DATA EXTRACT:
▽

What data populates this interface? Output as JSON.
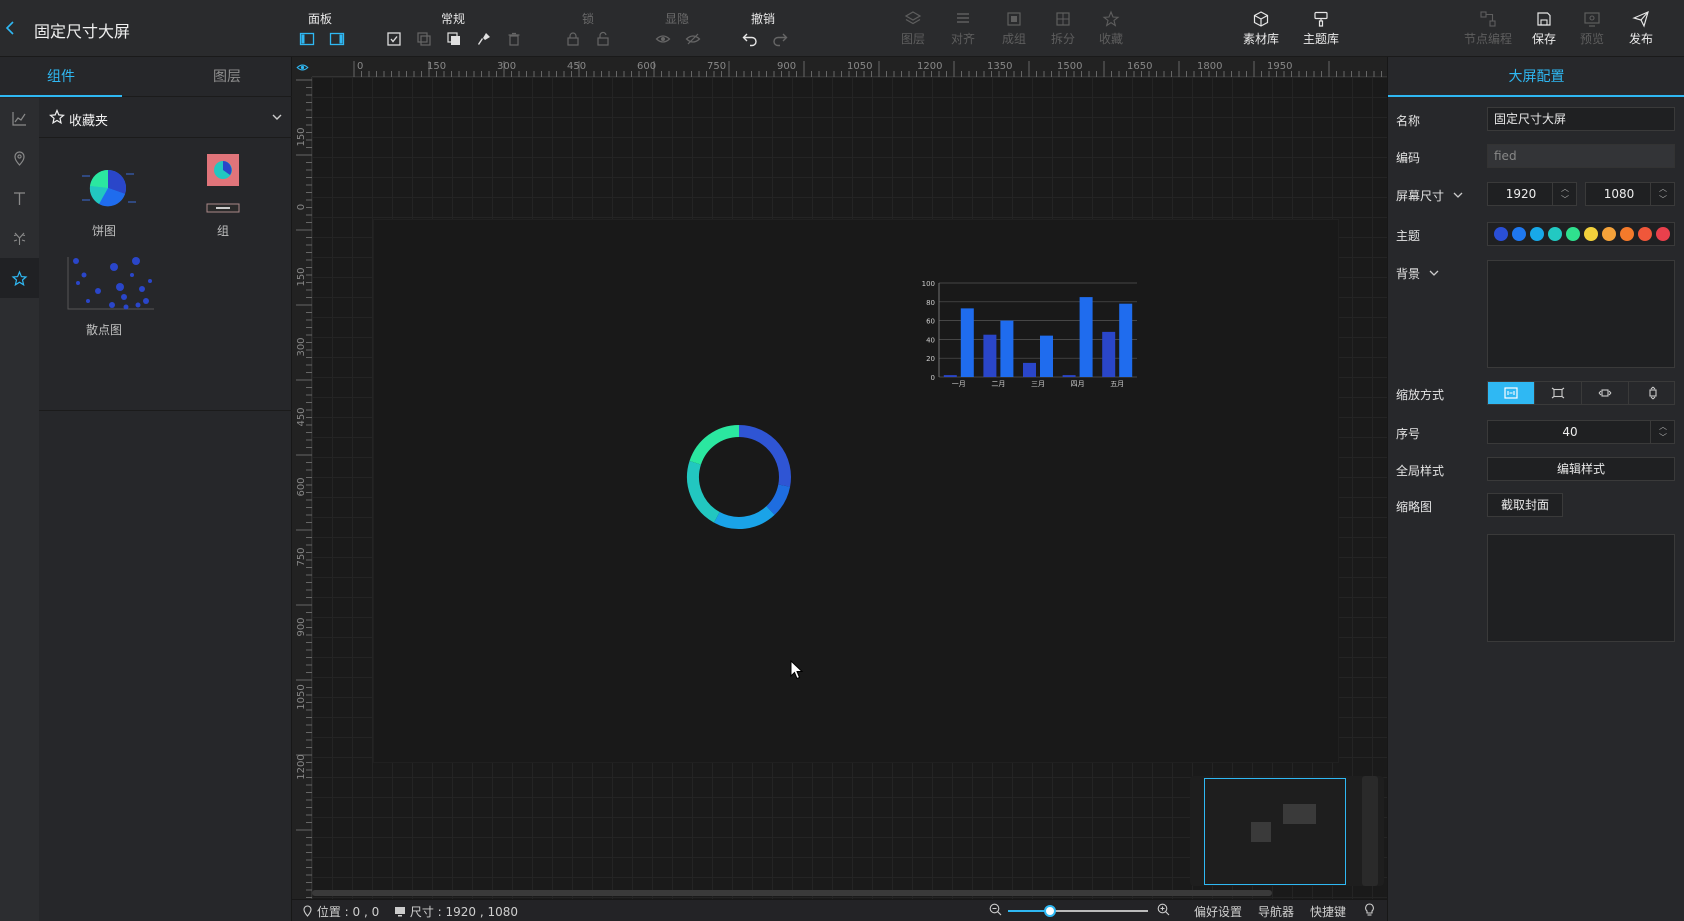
{
  "app": {
    "title": "固定尺寸大屏"
  },
  "toolbar": {
    "groups": {
      "panel": "面板",
      "general": "常规",
      "lock": "锁",
      "visibility": "显隐",
      "undo": "撤销"
    },
    "buttons": {
      "layer": "图层",
      "align": "对齐",
      "group": "成组",
      "split": "拆分",
      "collect": "收藏",
      "assets": "素材库",
      "themes": "主题库",
      "node_programming": "节点编程",
      "save": "保存",
      "preview": "预览",
      "publish": "发布"
    }
  },
  "left_panel": {
    "tabs": [
      "组件",
      "图层"
    ],
    "favorites_title": "收藏夹",
    "components": [
      {
        "label": "饼图"
      },
      {
        "label": "组"
      },
      {
        "label": "散点图"
      }
    ]
  },
  "rulers": {
    "h_ticks": [
      "0",
      "150",
      "300",
      "450",
      "600",
      "750",
      "900",
      "1050",
      "1200",
      "1350",
      "1500",
      "1650",
      "1800",
      "1950"
    ],
    "v_ticks": [
      "150",
      "0",
      "150",
      "300",
      "450",
      "600",
      "750",
      "900",
      "1050",
      "1200"
    ]
  },
  "canvas": {
    "donut_segments": [
      {
        "value": 28,
        "color": "#2f55d4"
      },
      {
        "value": 10,
        "color": "#1e6de0"
      },
      {
        "value": 20,
        "color": "#1aa3e8"
      },
      {
        "value": 22,
        "color": "#22c7c0"
      },
      {
        "value": 20,
        "color": "#2be7a0"
      }
    ],
    "bar_chart": {
      "type": "bar",
      "categories": [
        "一月",
        "二月",
        "三月",
        "四月",
        "五月"
      ],
      "series": [
        {
          "values": [
            2,
            45,
            15,
            2,
            48
          ],
          "color": "#2a46c9"
        },
        {
          "values": [
            73,
            60,
            44,
            85,
            78
          ],
          "color": "#1f6cee"
        }
      ],
      "ylim": [
        0,
        100
      ],
      "yticks": [
        "0",
        "20",
        "40",
        "60",
        "80",
        "100"
      ]
    }
  },
  "statusbar": {
    "position": "位置 : 0 , 0",
    "size": "尺寸 : 1920 , 1080",
    "preferences": "偏好设置",
    "navigator": "导航器",
    "shortcuts": "快捷键"
  },
  "right_panel": {
    "title": "大屏配置",
    "name_label": "名称",
    "name_value": "固定尺寸大屏",
    "code_label": "编码",
    "code_value": "fied",
    "size_label": "屏幕尺寸",
    "width": "1920",
    "height": "1080",
    "theme_label": "主题",
    "theme_colors": [
      "#2a4fd6",
      "#1f78f0",
      "#18a9e8",
      "#22c9c2",
      "#2fe08e",
      "#f2d13c",
      "#f4a23a",
      "#f47a2b",
      "#f0573a",
      "#e9404c"
    ],
    "background_label": "背景",
    "scale_label": "缩放方式",
    "order_label": "序号",
    "order_value": "40",
    "global_style_label": "全局样式",
    "edit_style_btn": "编辑样式",
    "thumbnail_label": "缩略图",
    "capture_cover_btn": "截取封面"
  }
}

△

TASK DIRECTIONS:
Omit the pictures. Transcribe every record exactly.

PROBLEM SOLUTION:
What data populates this interface? Output as JSON.
{
  "app": {
    "title": "固定尺寸大屏"
  },
  "toolbar": {
    "groups": {
      "panel": "面板",
      "general": "常规",
      "lock": "锁",
      "visibility": "显隐",
      "undo": "撤销"
    },
    "buttons": {
      "layer": "图层",
      "align": "对齐",
      "group": "成组",
      "split": "拆分",
      "collect": "收藏",
      "assets": "素材库",
      "themes": "主题库",
      "node_programming": "节点编程",
      "save": "保存",
      "preview": "预览",
      "publish": "发布"
    }
  },
  "left_panel": {
    "tabs": [
      "组件",
      "图层"
    ],
    "favorites_title": "收藏夹",
    "components": [
      {
        "label": "饼图"
      },
      {
        "label": "组"
      },
      {
        "label": "散点图"
      }
    ]
  },
  "rulers": {
    "h_ticks": [
      "0",
      "150",
      "300",
      "450",
      "600",
      "750",
      "900",
      "1050",
      "1200",
      "1350",
      "1500",
      "1650",
      "1800",
      "1950"
    ],
    "v_ticks": [
      "150",
      "0",
      "150",
      "300",
      "450",
      "600",
      "750",
      "900",
      "1050",
      "1200"
    ]
  },
  "canvas": {
    "donut_segments": [
      {
        "value": 28,
        "color": "#2f55d4"
      },
      {
        "value": 10,
        "color": "#1e6de0"
      },
      {
        "value": 20,
        "color": "#1aa3e8"
      },
      {
        "value": 22,
        "color": "#22c7c0"
      },
      {
        "value": 20,
        "color": "#2be7a0"
      }
    ],
    "bar_chart": {
      "type": "bar",
      "categories": [
        "一月",
        "二月",
        "三月",
        "四月",
        "五月"
      ],
      "series": [
        {
          "values": [
            2,
            45,
            15,
            2,
            48
          ],
          "color": "#2a46c9"
        },
        {
          "values": [
            73,
            60,
            44,
            85,
            78
          ],
          "color": "#1f6cee"
        }
      ],
      "ylim": [
        0,
        100
      ],
      "yticks": [
        "0",
        "20",
        "40",
        "60",
        "80",
        "100"
      ]
    }
  },
  "statusbar": {
    "position": "位置 : 0 , 0",
    "size": "尺寸 : 1920 , 1080",
    "preferences": "偏好设置",
    "navigator": "导航器",
    "shortcuts": "快捷键"
  },
  "right_panel": {
    "title": "大屏配置",
    "name_label": "名称",
    "name_value": "固定尺寸大屏",
    "code_label": "编码",
    "code_value": "fied",
    "size_label": "屏幕尺寸",
    "width": "1920",
    "height": "1080",
    "theme_label": "主题",
    "theme_colors": [
      "#2a4fd6",
      "#1f78f0",
      "#18a9e8",
      "#22c9c2",
      "#2fe08e",
      "#f2d13c",
      "#f4a23a",
      "#f47a2b",
      "#f0573a",
      "#e9404c"
    ],
    "background_label": "背景",
    "scale_label": "缩放方式",
    "order_label": "序号",
    "order_value": "40",
    "global_style_label": "全局样式",
    "edit_style_btn": "编辑样式",
    "thumbnail_label": "缩略图",
    "capture_cover_btn": "截取封面"
  }
}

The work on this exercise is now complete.